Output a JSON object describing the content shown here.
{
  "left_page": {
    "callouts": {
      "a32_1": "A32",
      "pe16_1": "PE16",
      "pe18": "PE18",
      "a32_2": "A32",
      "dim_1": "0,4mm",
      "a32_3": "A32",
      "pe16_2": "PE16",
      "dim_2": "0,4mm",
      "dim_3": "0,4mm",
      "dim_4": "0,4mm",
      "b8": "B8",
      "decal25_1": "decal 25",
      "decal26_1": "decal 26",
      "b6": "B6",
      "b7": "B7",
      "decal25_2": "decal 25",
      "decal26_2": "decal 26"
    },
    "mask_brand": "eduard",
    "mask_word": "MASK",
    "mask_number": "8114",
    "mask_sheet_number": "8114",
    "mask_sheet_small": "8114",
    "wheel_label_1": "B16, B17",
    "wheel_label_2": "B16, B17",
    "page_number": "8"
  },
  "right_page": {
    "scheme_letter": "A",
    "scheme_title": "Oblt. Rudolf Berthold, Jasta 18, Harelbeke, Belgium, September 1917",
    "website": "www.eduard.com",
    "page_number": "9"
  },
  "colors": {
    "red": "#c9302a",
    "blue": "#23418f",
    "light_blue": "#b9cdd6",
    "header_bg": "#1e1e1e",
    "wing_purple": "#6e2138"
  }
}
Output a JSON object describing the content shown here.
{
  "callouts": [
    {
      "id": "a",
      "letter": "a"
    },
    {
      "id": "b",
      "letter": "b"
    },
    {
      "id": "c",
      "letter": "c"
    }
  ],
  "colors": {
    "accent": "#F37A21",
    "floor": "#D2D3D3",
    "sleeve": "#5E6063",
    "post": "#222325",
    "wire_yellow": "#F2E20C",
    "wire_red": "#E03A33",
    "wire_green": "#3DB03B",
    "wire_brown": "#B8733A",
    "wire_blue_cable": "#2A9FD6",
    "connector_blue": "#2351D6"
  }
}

## REQUIRED WORK
Write every entry out again exactly.

## TASK OUTPUT
Output a JSON object describing the content shown here.
{
  "left_page": {
    "callouts": {
      "a32_1": "A32",
      "pe16_1": "PE16",
      "pe18": "PE18",
      "a32_2": "A32",
      "dim_1": "0,4mm",
      "a32_3": "A32",
      "pe16_2": "PE16",
      "dim_2": "0,4mm",
      "dim_3": "0,4mm",
      "dim_4": "0,4mm",
      "b8": "B8",
      "decal25_1": "decal 25",
      "decal26_1": "decal 26",
      "b6": "B6",
      "b7": "B7",
      "decal25_2": "decal 25",
      "decal26_2": "decal 26"
    },
    "mask_brand": "eduard",
    "mask_word": "MASK",
    "mask_number": "8114",
    "mask_sheet_number": "8114",
    "mask_sheet_small": "8114",
    "wheel_label_1": "B16, B17",
    "wheel_label_2": "B16, B17",
    "page_number": "8"
  },
  "right_page": {
    "scheme_letter": "A",
    "scheme_title": "Oblt. Rudolf Berthold, Jasta 18, Harelbeke, Belgium, September 1917",
    "website": "www.eduard.com",
    "page_number": "9"
  },
  "colors": {
    "red": "#c9302a",
    "blue": "#23418f",
    "light_blue": "#b9cdd6",
    "header_bg": "#1e1e1e",
    "wing_purple": "#6e2138"
  }
}
Output a JSON object describing the content shown here.
{
  "callouts": [
    {
      "id": "a",
      "letter": "a"
    },
    {
      "id": "b",
      "letter": "b"
    },
    {
      "id": "c",
      "letter": "c"
    }
  ],
  "colors": {
    "accent": "#F37A21",
    "floor": "#D2D3D3",
    "sleeve": "#5E6063",
    "post": "#222325",
    "wire_yellow": "#F2E20C",
    "wire_red": "#E03A33",
    "wire_green": "#3DB03B",
    "wire_brown": "#B8733A",
    "wire_blue_cable": "#2A9FD6",
    "connector_blue": "#2351D6"
  }
}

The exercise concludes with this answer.